▸ EXTRACTED MATERIAL:

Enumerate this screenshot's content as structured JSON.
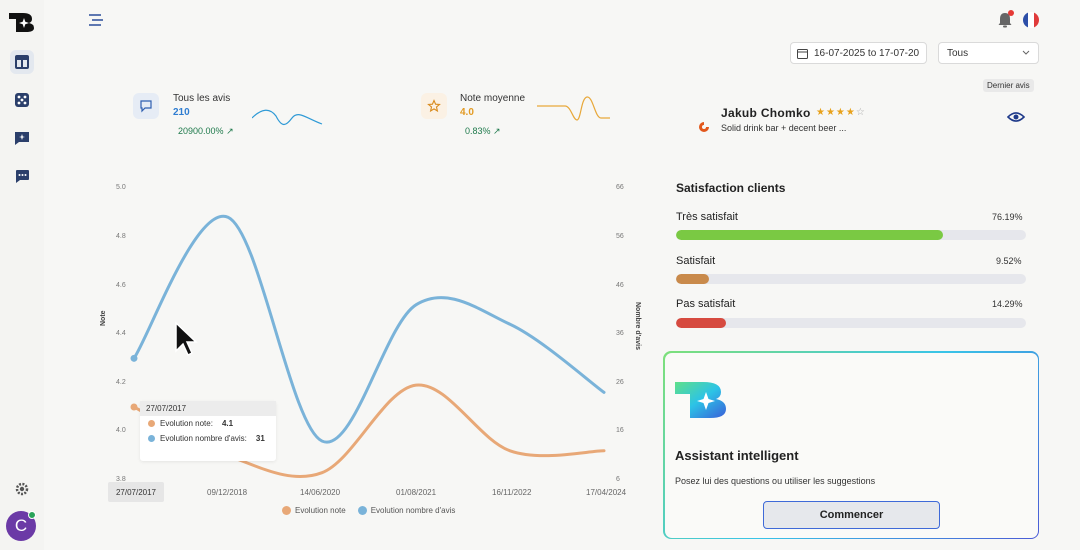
{
  "topbar": {
    "date_range": "16-07-2025 to 17-07-20",
    "filter_value": "Tous"
  },
  "kpis": [
    {
      "title": "Tous les avis",
      "value": "210",
      "trend": "20900.00%",
      "color": "#2f7dd1"
    },
    {
      "title": "Note moyenne",
      "value": "4.0",
      "trend": "0.83%",
      "color": "#e29a22"
    }
  ],
  "latest_review": {
    "badge": "Dernier avis",
    "name": "Jakub Chomko",
    "stars_filled": "★★★★",
    "stars_empty": "☆",
    "rating": 4,
    "text": "Solid drink bar + decent beer ..."
  },
  "satisfaction": {
    "title": "Satisfaction clients",
    "items": [
      {
        "label": "Très satisfait",
        "pct": "76.19%",
        "value": 76.19,
        "color": "#7ac943"
      },
      {
        "label": "Satisfait",
        "pct": "9.52%",
        "value": 9.52,
        "color": "#c98a4b"
      },
      {
        "label": "Pas satisfait",
        "pct": "14.29%",
        "value": 14.29,
        "color": "#d64a3f"
      }
    ]
  },
  "assistant": {
    "title": "Assistant intelligent",
    "subtitle": "Posez lui des questions ou utiliser les suggestions",
    "button": "Commencer"
  },
  "tooltip": {
    "date": "27/07/2017",
    "note_label": "Evolution note:",
    "note_value": "4.1",
    "count_label": "Evolution nombre d'avis:",
    "count_value": "31"
  },
  "chart_data": {
    "type": "line",
    "ylabel_left": "Note",
    "ylabel_right": "Nombre d'avis",
    "left_ticks": [
      "5.0",
      "4.8",
      "4.6",
      "4.4",
      "4.2",
      "4.0",
      "3.8"
    ],
    "right_ticks": [
      "66",
      "56",
      "46",
      "36",
      "26",
      "16",
      "6"
    ],
    "x_ticks": [
      "27/07/2017",
      "09/12/2018",
      "14/06/2020",
      "01/08/2021",
      "16/11/2022",
      "17/04/2024"
    ],
    "ylim_left": [
      3.8,
      5.0
    ],
    "ylim_right": [
      6,
      66
    ],
    "series": [
      {
        "name": "Evolution note",
        "axis": "left",
        "color": "#e8a877",
        "x": [
          "27/07/2017",
          "09/12/2018",
          "14/06/2020",
          "01/08/2021",
          "16/11/2022",
          "17/04/2024"
        ],
        "values": [
          4.1,
          3.9,
          3.83,
          4.19,
          3.92,
          3.92
        ]
      },
      {
        "name": "Evolution nombre d'avis",
        "axis": "right",
        "color": "#7ab3d9",
        "x": [
          "27/07/2017",
          "09/12/2018",
          "14/06/2020",
          "01/08/2021",
          "16/11/2022",
          "17/04/2024"
        ],
        "values": [
          31,
          60,
          14,
          42,
          38,
          24
        ]
      }
    ],
    "legend": [
      "Evolution note",
      "Evolution nombre d'avis"
    ],
    "legend_position": "bottom"
  }
}
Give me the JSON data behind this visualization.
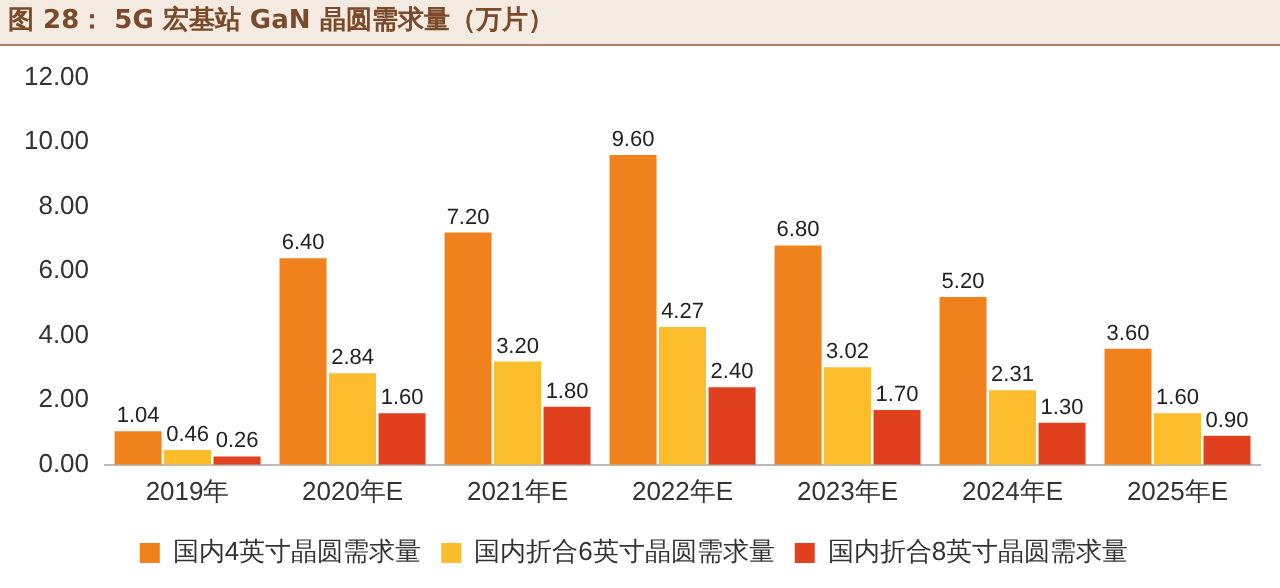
{
  "chart_data": {
    "type": "bar",
    "title": "图 28： 5G 宏基站 GaN 晶圆需求量（万片）",
    "categories": [
      "2019年",
      "2020年E",
      "2021年E",
      "2022年E",
      "2023年E",
      "2024年E",
      "2025年E"
    ],
    "series": [
      {
        "name": "国内4英寸晶圆需求量",
        "color": "#f0821e",
        "values": [
          1.04,
          6.4,
          7.2,
          9.6,
          6.8,
          5.2,
          3.6
        ],
        "value_labels": [
          "1.04",
          "6.40",
          "7.20",
          "9.60",
          "6.80",
          "5.20",
          "3.60"
        ]
      },
      {
        "name": "国内折合6英寸晶圆需求量",
        "color": "#fbbd2c",
        "values": [
          0.46,
          2.84,
          3.2,
          4.27,
          3.02,
          2.31,
          1.6
        ],
        "value_labels": [
          "0.46",
          "2.84",
          "3.20",
          "4.27",
          "3.02",
          "2.31",
          "1.60"
        ]
      },
      {
        "name": "国内折合8英寸晶圆需求量",
        "color": "#e0401e",
        "values": [
          0.26,
          1.6,
          1.8,
          2.4,
          1.7,
          1.3,
          0.9
        ],
        "value_labels": [
          "0.26",
          "1.60",
          "1.80",
          "2.40",
          "1.70",
          "1.30",
          "0.90"
        ]
      }
    ],
    "ylim": [
      0,
      12
    ],
    "yticks": [
      {
        "value": 0,
        "label": "0.00"
      },
      {
        "value": 2,
        "label": "2.00"
      },
      {
        "value": 4,
        "label": "4.00"
      },
      {
        "value": 6,
        "label": "6.00"
      },
      {
        "value": 8,
        "label": "8.00"
      },
      {
        "value": 10,
        "label": "10.00"
      },
      {
        "value": 12,
        "label": "12.00"
      }
    ],
    "grid": false,
    "legend": "bottom"
  }
}
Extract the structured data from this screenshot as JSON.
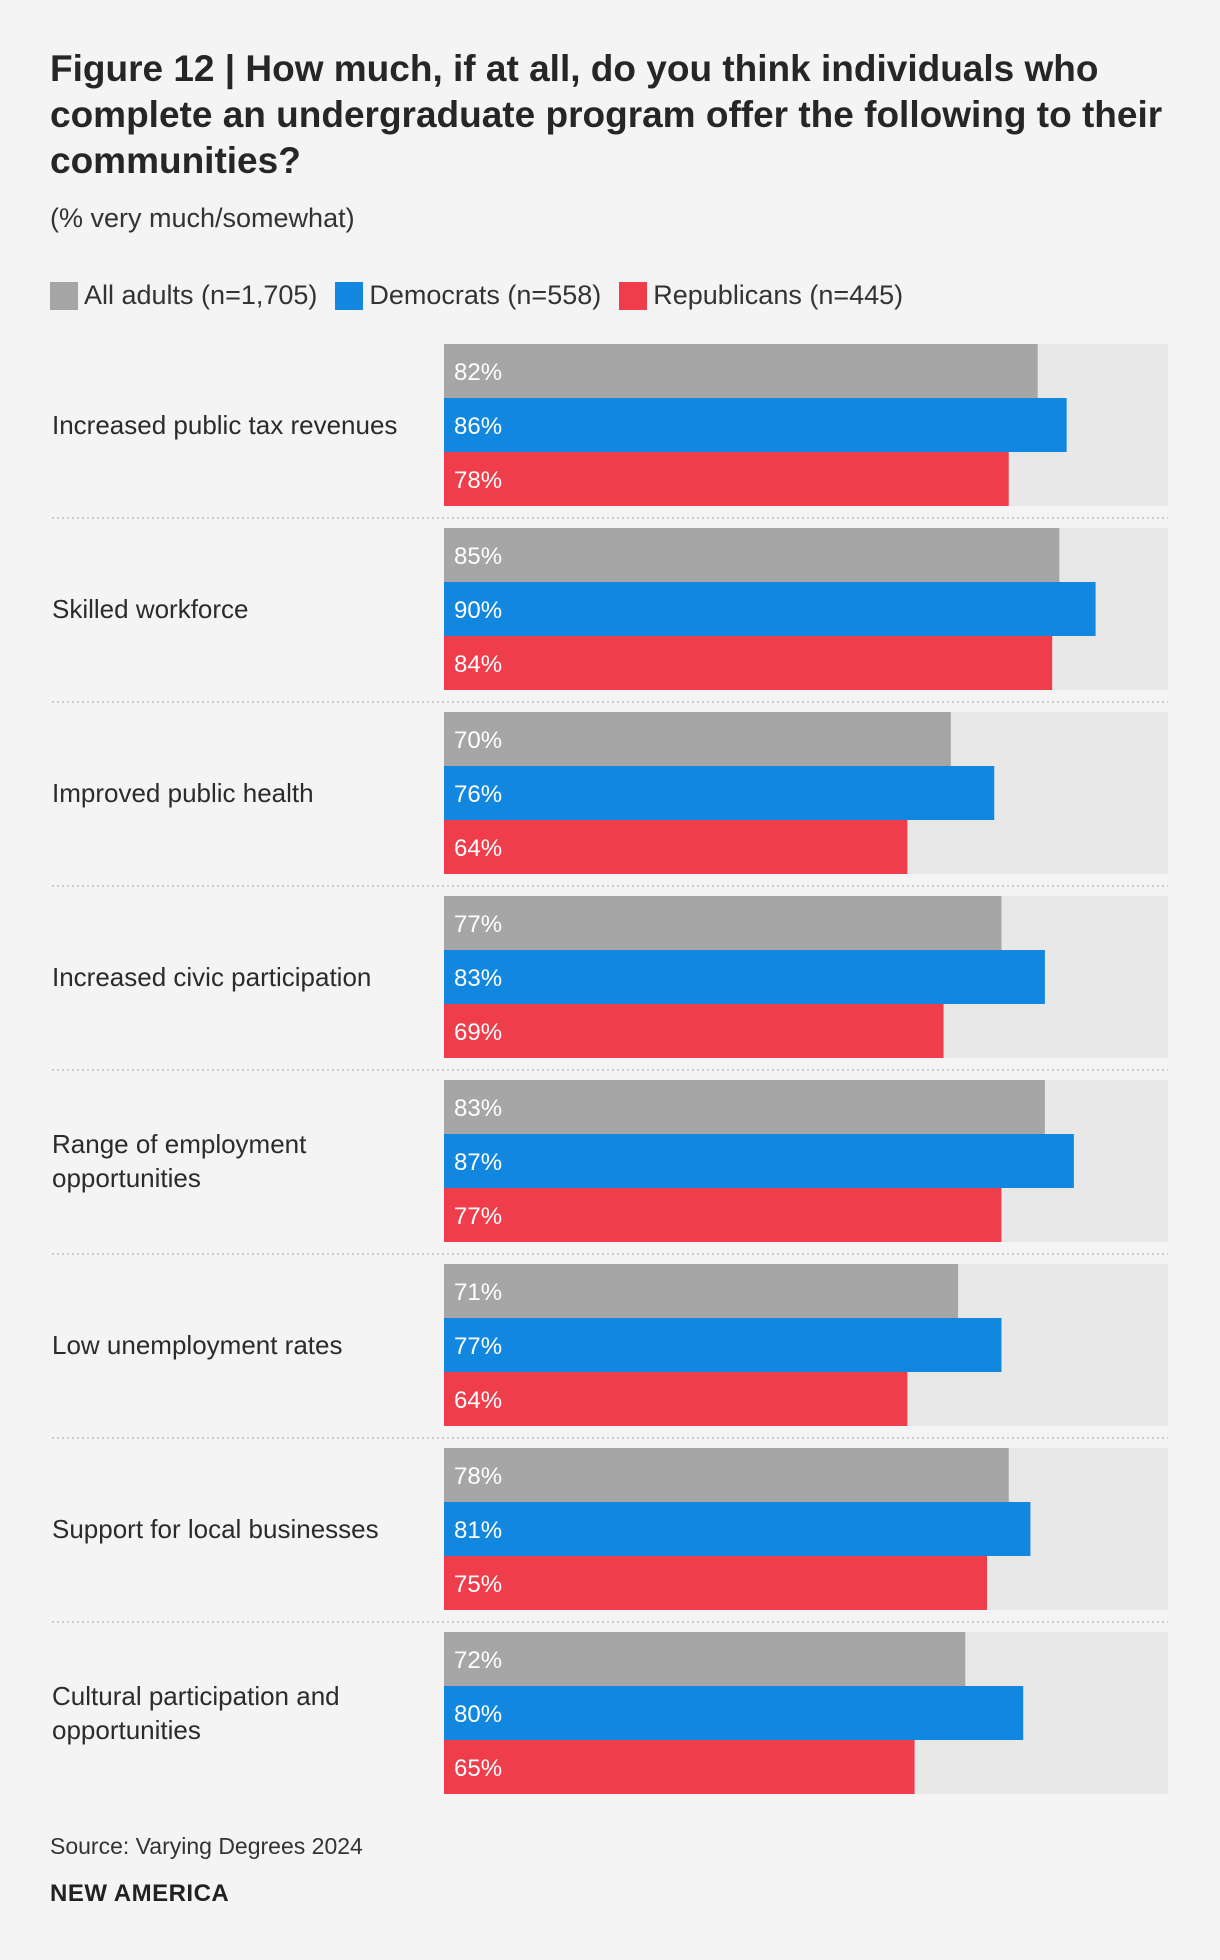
{
  "header": {
    "title": "Figure 12 | How much, if at all, do you think individuals who complete an undergraduate program offer the following to their communities?",
    "subtitle": "(% very much/somewhat)"
  },
  "footer": {
    "source": "Source: Varying Degrees 2024",
    "brand": "NEW AMERICA"
  },
  "colors": {
    "all_adults": "#a6a6a6",
    "democrats": "#1287e0",
    "republicans": "#f03d4b",
    "track": "#e8e8e8",
    "divider": "#bdbdbd"
  },
  "chart_data": {
    "type": "bar",
    "orientation": "horizontal",
    "title": "Figure 12 | How much, if at all, do you think individuals who complete an undergraduate program offer the following to their communities?",
    "subtitle": "(% very much/somewhat)",
    "xlim": [
      0,
      100
    ],
    "value_suffix": "%",
    "categories": [
      [
        "Increased public tax revenues"
      ],
      [
        "Skilled workforce"
      ],
      [
        "Improved public health"
      ],
      [
        "Increased civic participation"
      ],
      [
        "Range of employment",
        "opportunities"
      ],
      [
        "Low unemployment rates"
      ],
      [
        "Support for local businesses"
      ],
      [
        "Cultural participation and",
        "opportunities"
      ]
    ],
    "series": [
      {
        "name": "All adults (n=1,705)",
        "color": "#a6a6a6",
        "values": [
          82,
          85,
          70,
          77,
          83,
          71,
          78,
          72
        ]
      },
      {
        "name": "Democrats (n=558)",
        "color": "#1287e0",
        "values": [
          86,
          90,
          76,
          83,
          87,
          77,
          81,
          80
        ]
      },
      {
        "name": "Republicans (n=445)",
        "color": "#f03d4b",
        "values": [
          78,
          84,
          64,
          69,
          77,
          64,
          75,
          65
        ]
      }
    ]
  }
}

▸ EXERCISE: Pull every line containing "JSON" from the material above.

▸ EXERCISE RESULT:
Enumerate this screenshot's content as structured JSON.
Give me the JSON data behind this visualization.
Extract the structured data from this screenshot as JSON.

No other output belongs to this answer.